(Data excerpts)

------------------------------------------------

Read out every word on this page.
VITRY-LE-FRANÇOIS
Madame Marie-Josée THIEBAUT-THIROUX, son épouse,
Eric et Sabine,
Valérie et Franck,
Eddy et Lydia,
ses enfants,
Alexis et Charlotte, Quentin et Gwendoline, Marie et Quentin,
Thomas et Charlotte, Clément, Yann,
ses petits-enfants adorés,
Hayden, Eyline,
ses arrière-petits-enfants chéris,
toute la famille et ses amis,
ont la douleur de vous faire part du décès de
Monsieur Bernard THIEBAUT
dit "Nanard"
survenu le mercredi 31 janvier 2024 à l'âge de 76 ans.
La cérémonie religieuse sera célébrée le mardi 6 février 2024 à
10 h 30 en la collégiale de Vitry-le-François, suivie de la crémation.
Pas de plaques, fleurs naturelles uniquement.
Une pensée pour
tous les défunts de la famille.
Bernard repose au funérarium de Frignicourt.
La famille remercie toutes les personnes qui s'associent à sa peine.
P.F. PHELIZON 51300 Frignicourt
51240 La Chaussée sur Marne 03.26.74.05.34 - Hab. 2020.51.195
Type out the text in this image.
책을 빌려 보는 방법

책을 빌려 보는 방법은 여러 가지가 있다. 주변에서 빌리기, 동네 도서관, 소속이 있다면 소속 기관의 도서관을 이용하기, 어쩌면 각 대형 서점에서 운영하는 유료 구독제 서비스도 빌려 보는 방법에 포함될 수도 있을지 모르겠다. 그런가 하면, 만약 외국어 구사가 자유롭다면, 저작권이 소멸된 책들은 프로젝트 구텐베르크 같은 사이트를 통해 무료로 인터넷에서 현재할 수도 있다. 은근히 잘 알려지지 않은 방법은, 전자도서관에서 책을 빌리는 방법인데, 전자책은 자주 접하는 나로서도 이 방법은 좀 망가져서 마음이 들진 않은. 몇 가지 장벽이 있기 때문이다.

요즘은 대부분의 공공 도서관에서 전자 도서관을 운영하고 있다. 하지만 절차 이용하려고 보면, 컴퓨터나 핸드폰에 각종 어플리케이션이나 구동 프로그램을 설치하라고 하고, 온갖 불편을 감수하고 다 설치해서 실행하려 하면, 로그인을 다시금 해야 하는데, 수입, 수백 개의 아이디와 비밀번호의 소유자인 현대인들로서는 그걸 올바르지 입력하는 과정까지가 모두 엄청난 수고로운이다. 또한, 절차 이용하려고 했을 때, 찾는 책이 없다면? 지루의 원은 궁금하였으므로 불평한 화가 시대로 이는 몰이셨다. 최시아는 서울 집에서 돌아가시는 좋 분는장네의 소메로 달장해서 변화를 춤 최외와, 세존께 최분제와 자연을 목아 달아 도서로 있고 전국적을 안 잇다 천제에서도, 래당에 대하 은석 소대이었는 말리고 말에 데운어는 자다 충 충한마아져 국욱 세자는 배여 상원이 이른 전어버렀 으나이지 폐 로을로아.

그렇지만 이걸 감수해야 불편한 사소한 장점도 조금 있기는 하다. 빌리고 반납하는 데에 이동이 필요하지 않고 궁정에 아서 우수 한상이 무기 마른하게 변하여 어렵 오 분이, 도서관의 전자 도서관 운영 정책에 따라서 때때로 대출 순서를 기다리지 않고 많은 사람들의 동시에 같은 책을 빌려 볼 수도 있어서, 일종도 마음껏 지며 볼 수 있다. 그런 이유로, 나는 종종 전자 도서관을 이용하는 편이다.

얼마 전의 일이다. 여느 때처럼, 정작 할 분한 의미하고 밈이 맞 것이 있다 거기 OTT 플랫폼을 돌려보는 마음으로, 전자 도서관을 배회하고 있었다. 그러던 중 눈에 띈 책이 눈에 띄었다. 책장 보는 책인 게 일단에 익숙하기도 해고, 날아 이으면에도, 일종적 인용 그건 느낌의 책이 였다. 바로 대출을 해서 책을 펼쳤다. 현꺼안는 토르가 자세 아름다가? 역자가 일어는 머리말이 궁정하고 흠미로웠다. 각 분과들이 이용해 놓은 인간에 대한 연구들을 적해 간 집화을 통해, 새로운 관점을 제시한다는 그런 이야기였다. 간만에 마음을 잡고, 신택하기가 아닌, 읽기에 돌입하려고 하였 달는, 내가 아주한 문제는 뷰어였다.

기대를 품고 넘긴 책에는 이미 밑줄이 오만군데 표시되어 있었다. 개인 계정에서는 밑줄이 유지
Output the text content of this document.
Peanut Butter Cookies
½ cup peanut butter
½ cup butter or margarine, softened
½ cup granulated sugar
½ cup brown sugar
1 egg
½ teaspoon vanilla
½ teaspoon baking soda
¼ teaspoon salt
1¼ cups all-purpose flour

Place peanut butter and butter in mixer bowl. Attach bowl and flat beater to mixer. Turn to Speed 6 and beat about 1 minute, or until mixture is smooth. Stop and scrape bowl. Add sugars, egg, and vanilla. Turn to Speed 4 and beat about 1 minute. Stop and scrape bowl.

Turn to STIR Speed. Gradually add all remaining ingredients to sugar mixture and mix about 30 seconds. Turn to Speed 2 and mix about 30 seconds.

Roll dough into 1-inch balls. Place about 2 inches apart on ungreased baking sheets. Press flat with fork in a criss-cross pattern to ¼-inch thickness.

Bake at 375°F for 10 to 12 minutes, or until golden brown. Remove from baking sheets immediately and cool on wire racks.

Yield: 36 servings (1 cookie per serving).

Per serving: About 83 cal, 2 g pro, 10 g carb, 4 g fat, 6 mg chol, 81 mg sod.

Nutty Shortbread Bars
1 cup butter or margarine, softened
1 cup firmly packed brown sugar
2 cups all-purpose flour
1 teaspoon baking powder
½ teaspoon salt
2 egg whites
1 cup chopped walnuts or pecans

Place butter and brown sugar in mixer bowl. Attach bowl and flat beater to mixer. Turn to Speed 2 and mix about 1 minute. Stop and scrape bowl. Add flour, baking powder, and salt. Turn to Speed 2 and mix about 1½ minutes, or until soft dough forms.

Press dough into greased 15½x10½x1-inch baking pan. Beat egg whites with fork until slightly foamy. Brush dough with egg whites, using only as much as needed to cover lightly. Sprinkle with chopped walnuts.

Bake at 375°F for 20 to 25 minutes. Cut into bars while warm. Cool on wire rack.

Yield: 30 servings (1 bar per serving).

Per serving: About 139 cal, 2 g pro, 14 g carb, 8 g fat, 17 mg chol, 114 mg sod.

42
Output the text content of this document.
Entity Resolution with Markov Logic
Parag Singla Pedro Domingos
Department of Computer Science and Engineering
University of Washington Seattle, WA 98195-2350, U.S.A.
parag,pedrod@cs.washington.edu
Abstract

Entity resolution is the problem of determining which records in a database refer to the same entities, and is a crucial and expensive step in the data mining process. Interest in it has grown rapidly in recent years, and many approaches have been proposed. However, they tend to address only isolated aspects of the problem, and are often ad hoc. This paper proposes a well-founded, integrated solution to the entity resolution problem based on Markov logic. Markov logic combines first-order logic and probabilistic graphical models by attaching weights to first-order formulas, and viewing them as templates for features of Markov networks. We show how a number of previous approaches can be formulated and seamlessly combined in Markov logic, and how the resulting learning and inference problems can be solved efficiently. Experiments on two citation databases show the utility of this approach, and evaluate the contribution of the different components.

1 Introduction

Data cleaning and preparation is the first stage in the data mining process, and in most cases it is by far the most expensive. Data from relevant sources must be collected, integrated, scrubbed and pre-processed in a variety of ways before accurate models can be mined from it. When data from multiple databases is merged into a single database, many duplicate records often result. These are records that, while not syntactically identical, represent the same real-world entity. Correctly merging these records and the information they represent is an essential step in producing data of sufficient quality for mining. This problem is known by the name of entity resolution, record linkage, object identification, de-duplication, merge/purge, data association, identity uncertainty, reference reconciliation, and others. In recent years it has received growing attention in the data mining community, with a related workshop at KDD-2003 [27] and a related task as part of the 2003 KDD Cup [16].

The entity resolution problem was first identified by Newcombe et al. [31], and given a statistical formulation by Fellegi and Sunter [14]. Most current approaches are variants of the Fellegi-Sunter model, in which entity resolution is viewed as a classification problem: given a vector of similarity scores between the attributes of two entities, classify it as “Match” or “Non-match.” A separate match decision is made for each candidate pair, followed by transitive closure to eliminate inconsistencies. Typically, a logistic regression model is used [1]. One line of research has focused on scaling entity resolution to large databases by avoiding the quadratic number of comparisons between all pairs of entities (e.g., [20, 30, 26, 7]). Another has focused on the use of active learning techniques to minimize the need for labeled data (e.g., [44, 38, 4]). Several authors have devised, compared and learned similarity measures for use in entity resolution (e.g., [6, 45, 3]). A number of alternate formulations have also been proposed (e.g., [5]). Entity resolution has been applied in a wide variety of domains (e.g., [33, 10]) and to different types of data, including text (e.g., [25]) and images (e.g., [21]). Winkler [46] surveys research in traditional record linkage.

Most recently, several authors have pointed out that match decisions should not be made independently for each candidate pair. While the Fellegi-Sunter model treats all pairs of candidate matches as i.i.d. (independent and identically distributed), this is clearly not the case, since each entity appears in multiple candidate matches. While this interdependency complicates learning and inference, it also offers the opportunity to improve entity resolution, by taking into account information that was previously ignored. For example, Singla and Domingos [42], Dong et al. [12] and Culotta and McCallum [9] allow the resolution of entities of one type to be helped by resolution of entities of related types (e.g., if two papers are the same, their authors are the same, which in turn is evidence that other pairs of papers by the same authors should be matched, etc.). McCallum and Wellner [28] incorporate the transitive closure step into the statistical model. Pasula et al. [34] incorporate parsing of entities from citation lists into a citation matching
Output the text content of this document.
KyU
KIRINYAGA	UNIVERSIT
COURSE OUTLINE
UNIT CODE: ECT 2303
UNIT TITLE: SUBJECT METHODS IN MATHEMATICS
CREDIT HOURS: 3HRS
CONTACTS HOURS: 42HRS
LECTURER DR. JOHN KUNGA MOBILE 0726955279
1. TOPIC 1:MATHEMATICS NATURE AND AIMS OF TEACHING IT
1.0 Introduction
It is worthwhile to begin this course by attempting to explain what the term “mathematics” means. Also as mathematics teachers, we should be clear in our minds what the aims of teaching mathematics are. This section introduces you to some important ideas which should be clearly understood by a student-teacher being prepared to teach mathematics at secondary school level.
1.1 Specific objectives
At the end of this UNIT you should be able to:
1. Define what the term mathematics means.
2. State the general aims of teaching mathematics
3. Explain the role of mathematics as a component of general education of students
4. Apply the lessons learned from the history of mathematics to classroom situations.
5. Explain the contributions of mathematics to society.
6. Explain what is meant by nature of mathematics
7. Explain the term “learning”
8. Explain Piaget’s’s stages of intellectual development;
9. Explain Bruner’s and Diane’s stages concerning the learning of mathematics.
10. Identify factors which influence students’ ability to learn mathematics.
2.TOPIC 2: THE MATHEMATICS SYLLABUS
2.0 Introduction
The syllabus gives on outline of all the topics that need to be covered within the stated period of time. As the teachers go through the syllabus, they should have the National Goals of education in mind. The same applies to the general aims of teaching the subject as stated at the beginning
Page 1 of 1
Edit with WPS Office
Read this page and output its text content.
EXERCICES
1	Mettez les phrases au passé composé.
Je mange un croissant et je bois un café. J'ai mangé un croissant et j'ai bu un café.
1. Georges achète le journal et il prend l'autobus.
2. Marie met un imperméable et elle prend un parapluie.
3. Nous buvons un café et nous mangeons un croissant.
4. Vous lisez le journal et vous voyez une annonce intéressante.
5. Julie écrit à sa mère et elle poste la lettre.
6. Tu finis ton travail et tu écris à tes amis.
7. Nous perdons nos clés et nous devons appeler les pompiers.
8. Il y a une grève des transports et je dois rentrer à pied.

------------------------------------------------

■ **Directive**
Show the lines of the records that include the string "enfants".

■ **Expected output**
ses enfants,
ses petits-enfants adorés,
ses arrière-petits-enfants chéris,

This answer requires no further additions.